- [Given exercise]: Copy out, unchanged, every line of the entries below from the one containing "plot-frame (16, 16, 1813, 1021)" down to the one containing "legend-swatch (1553, 899, 1569, 915)", including both of those lines.

- [Information supplied]:

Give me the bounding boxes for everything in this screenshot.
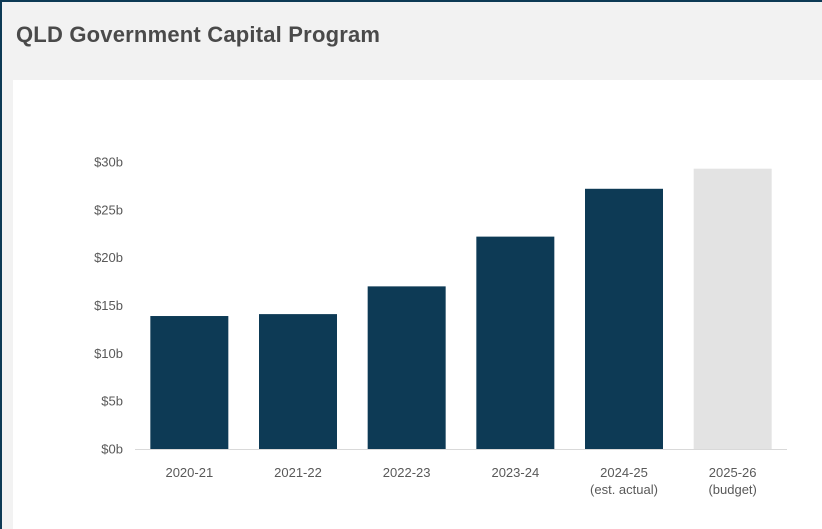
x-tick-label: 2022-23 — [383, 465, 431, 480]
y-tick-label: $10b — [94, 346, 123, 361]
y-axis: $0b $5b $10b $15b $20b $25b $30b — [94, 155, 123, 457]
y-tick-label: $25b — [94, 202, 123, 217]
title-bar: QLD Government Capital Program — [2, 2, 822, 80]
x-tick-label: 2024-25 — [600, 465, 648, 480]
x-tick-label: (est. actual) — [590, 482, 658, 497]
x-tick-label: (budget) — [708, 482, 756, 497]
bars — [150, 168, 772, 450]
bar-2020-21 — [150, 316, 229, 449]
y-tick-label: $5b — [101, 394, 123, 409]
bar-2021-22 — [259, 314, 337, 449]
left-border-strip — [2, 80, 13, 529]
x-tick-label: 2023-24 — [491, 465, 539, 480]
x-tick-label: 2021-22 — [274, 465, 322, 480]
x-tick-label: 2025-26 — [709, 465, 757, 480]
x-axis: 2020-21 2021-22 2022-23 2023-24 2024-25 (est.… — [135, 449, 787, 497]
y-tick-label: $0b — [101, 442, 123, 457]
bar-2024-25 — [585, 188, 663, 449]
y-tick-label: $15b — [94, 298, 123, 313]
x-tick-label: 2020-21 — [165, 465, 213, 480]
bar-2025-26 — [693, 168, 772, 450]
page-title: QLD Government Capital Program — [16, 22, 381, 47]
bar-2023-24 — [476, 236, 555, 449]
y-tick-label: $20b — [94, 250, 123, 265]
y-tick-label: $30b — [94, 155, 123, 170]
bar-2022-23 — [367, 286, 446, 449]
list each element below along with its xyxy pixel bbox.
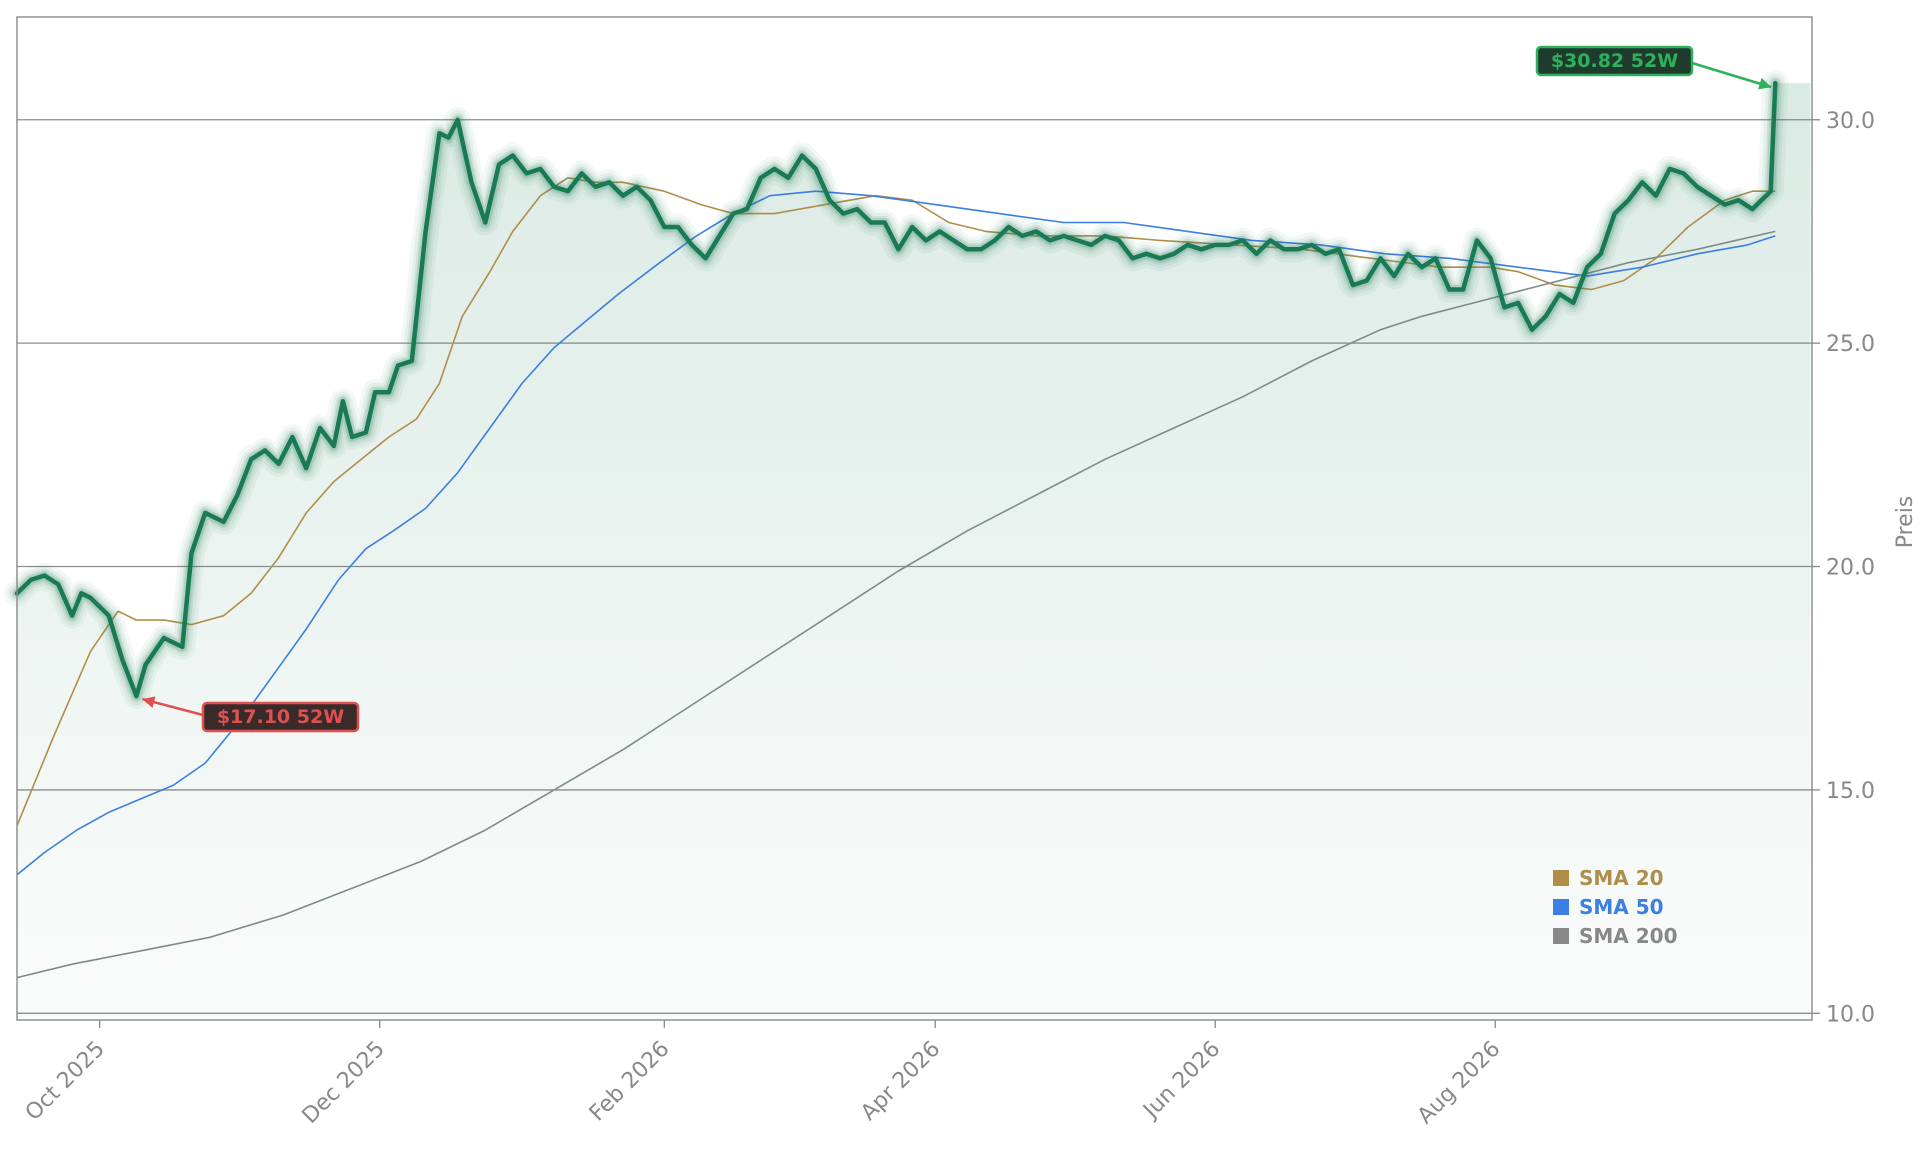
plot-frame (16, 16, 1813, 1021)
annotation-arrow (1691, 61, 1772, 89)
annotation-52w-high: $30.82 52W (1535, 45, 1772, 90)
y-tick-label: 25.0 (1826, 332, 1875, 357)
series-line-sma-20 (16, 177, 1776, 827)
price-area-fill (17, 83, 1811, 1021)
legend-label: SMA 50 (1579, 895, 1664, 919)
annotation-52w-low: $17.10 52W (142, 696, 360, 733)
annotations: $30.82 52W $17.10 52W (142, 45, 1772, 733)
annotation-box (1535, 45, 1694, 77)
y-tick-label: 20.0 (1826, 556, 1875, 581)
annotation-arrowhead (1758, 77, 1772, 90)
legend-swatch (1553, 870, 1569, 886)
y-axis-label: Preis (1893, 496, 1918, 549)
y-tick-label: 30.0 (1826, 109, 1875, 134)
legend-swatch (1553, 899, 1569, 915)
annotation-label: $17.10 52W (217, 706, 344, 728)
legend-swatch (1553, 928, 1569, 944)
x-tick-label: Apr 2026 (856, 1037, 945, 1126)
y-tick-label: 15.0 (1826, 779, 1875, 804)
x-tick-label: Feb 2026 (585, 1037, 675, 1127)
series-line-sma-200 (16, 230, 1776, 979)
y-tick-label: 10.0 (1826, 1002, 1875, 1027)
legend: SMA 20 SMA 50 SMA 200 (1553, 866, 1678, 948)
annotation-label: $30.82 52W (1551, 50, 1678, 72)
annotation-box (201, 701, 360, 733)
x-tick-label: Dec 2025 (298, 1037, 390, 1129)
legend-label: SMA 200 (1579, 924, 1678, 948)
x-tick-label: Aug 2026 (1413, 1037, 1506, 1130)
annotation-arrowhead (142, 696, 156, 708)
legend-label: SMA 20 (1579, 866, 1664, 890)
price-series (4, 70, 1789, 710)
x-tick-label: Oct 2025 (21, 1037, 110, 1126)
x-tick-label: Jun 2026 (1138, 1037, 1226, 1125)
price-line (14, 80, 1778, 699)
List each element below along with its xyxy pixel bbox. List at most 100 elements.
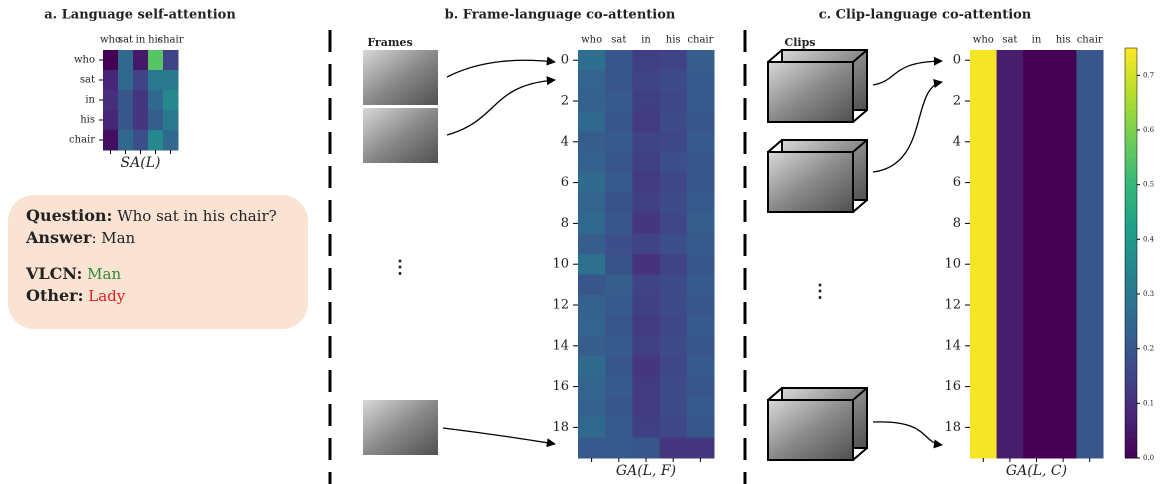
heat-cell — [118, 110, 134, 131]
colorbar-band — [1125, 103, 1137, 110]
colorbar-band — [1125, 151, 1137, 158]
heat-cell — [970, 397, 997, 418]
x-tick-label: in — [1032, 35, 1042, 46]
heat-cell — [148, 110, 164, 131]
heat-cell — [997, 193, 1024, 214]
colorbar-band — [1125, 274, 1137, 281]
colorbar-band — [1125, 267, 1137, 274]
heat-cell — [632, 234, 660, 255]
heat-cell — [970, 132, 997, 153]
colorbar-band — [1125, 417, 1137, 424]
heat-cell — [687, 336, 715, 357]
y-tick-label: who — [74, 55, 95, 66]
heat-cell — [632, 213, 660, 234]
colorbar-tick-label: 0.4 — [1143, 235, 1155, 243]
colorbar-band — [1125, 369, 1137, 376]
heat-cell — [632, 50, 660, 71]
heat-cell — [133, 70, 149, 91]
heat-cell — [1023, 70, 1050, 91]
heat-cell — [163, 90, 179, 111]
heat-cell — [1050, 193, 1077, 214]
colorbar-band — [1125, 96, 1137, 103]
qa-box: Question: Who sat in his chair? Answer: … — [8, 195, 308, 329]
heat-cell — [1050, 417, 1077, 438]
heat-cell — [632, 417, 660, 438]
heat-cell — [632, 132, 660, 153]
y-tick-label: 8 — [561, 216, 569, 231]
colorbar-band — [1125, 342, 1137, 349]
heat-cell — [1076, 295, 1103, 316]
heat-cell — [997, 111, 1024, 132]
heat-cell — [997, 254, 1024, 275]
heat-cell — [997, 91, 1024, 112]
heat-cell — [687, 234, 715, 255]
heat-cell — [148, 130, 164, 151]
heat-cell — [148, 50, 164, 71]
heat-cell — [997, 315, 1024, 336]
heat-cell — [660, 132, 688, 153]
heat-cell — [578, 172, 606, 193]
colorbar-band — [1125, 69, 1137, 76]
heat-cell — [1023, 152, 1050, 173]
colorbar-band — [1125, 226, 1137, 233]
heat-cell — [632, 397, 660, 418]
heat-cell — [605, 254, 633, 275]
y-tick-label: sat — [80, 75, 95, 86]
heat-cell — [687, 50, 715, 71]
y-tick-label: 0 — [561, 53, 569, 68]
heat-cell — [605, 397, 633, 418]
heat-cell — [1023, 417, 1050, 438]
ellipsis: ⋮ — [811, 281, 829, 302]
colorbar-band — [1125, 123, 1137, 130]
heat-cell — [578, 376, 606, 397]
heat-cell — [970, 336, 997, 357]
answer: : Man — [91, 229, 135, 247]
heat-cell — [970, 438, 997, 459]
heat-cell — [997, 213, 1024, 234]
heat-cell — [578, 111, 606, 132]
heat-cell — [660, 234, 688, 255]
chart-title: a. Language self-attention — [44, 8, 236, 23]
heat-cell — [1050, 132, 1077, 153]
y-tick-label: his — [80, 115, 95, 126]
colorbar-band — [1125, 198, 1137, 205]
colorbar-band — [1125, 246, 1137, 253]
heat-cell — [1023, 91, 1050, 112]
heat-cell — [1050, 315, 1077, 336]
heat-cell — [970, 193, 997, 214]
colorbar-band — [1125, 239, 1137, 246]
heat-cell — [970, 213, 997, 234]
question: Who sat in his chair? — [117, 207, 276, 225]
heat-cell — [578, 254, 606, 275]
colorbar-tick-label: 0.1 — [1143, 399, 1154, 407]
heat-cell — [578, 70, 606, 91]
colorbar-tick-label: 0.6 — [1143, 126, 1155, 134]
heat-cell — [103, 130, 119, 151]
heat-cell — [687, 172, 715, 193]
colorbar-tick-label: 0.7 — [1143, 71, 1154, 79]
heat-cell — [578, 417, 606, 438]
colorbar-band — [1125, 130, 1137, 137]
heat-cell — [632, 438, 660, 459]
heat-cell — [1023, 213, 1050, 234]
heat-cell — [1076, 336, 1103, 357]
heat-cell — [970, 356, 997, 377]
heat-cell — [605, 315, 633, 336]
y-tick-label: 14 — [944, 338, 961, 353]
heat-cell — [632, 91, 660, 112]
heat-cell — [578, 193, 606, 214]
x-axis-label: GA(L, C) — [1006, 463, 1067, 479]
heat-cell — [1050, 336, 1077, 357]
heat-cell — [1050, 438, 1077, 459]
heat-cell — [1076, 274, 1103, 295]
colorbar-band — [1125, 55, 1137, 62]
colorbar-tick-label: 0.0 — [1143, 454, 1154, 462]
heat-cell — [118, 130, 134, 151]
heat-cell — [632, 336, 660, 357]
heat-cell — [1076, 91, 1103, 112]
heat-cell — [578, 397, 606, 418]
heat-cell — [605, 50, 633, 71]
heat-cell — [687, 91, 715, 112]
y-tick-label: chair — [69, 135, 95, 146]
heat-cell — [1076, 438, 1103, 459]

- [Correct result]:
plot-frame (16, 16, 1813, 1021)
annotation-arrow (1691, 61, 1772, 89)
annotation-52w-high: $30.82 52W (1535, 45, 1772, 90)
y-tick-label: 25.0 (1826, 332, 1875, 357)
series-line-sma-20 (16, 177, 1776, 827)
price-area-fill (17, 83, 1811, 1021)
legend-label: SMA 50 (1579, 895, 1664, 919)
annotation-52w-low: $17.10 52W (142, 696, 360, 733)
annotations: $30.82 52W $17.10 52W (142, 45, 1772, 733)
annotation-box (1535, 45, 1694, 77)
y-tick-label: 20.0 (1826, 556, 1875, 581)
annotation-arrowhead (1758, 77, 1772, 90)
legend-swatch (1553, 870, 1569, 886)
y-axis-label: Preis (1893, 496, 1918, 549)
y-tick-label: 30.0 (1826, 109, 1875, 134)
legend-swatch (1553, 899, 1569, 915)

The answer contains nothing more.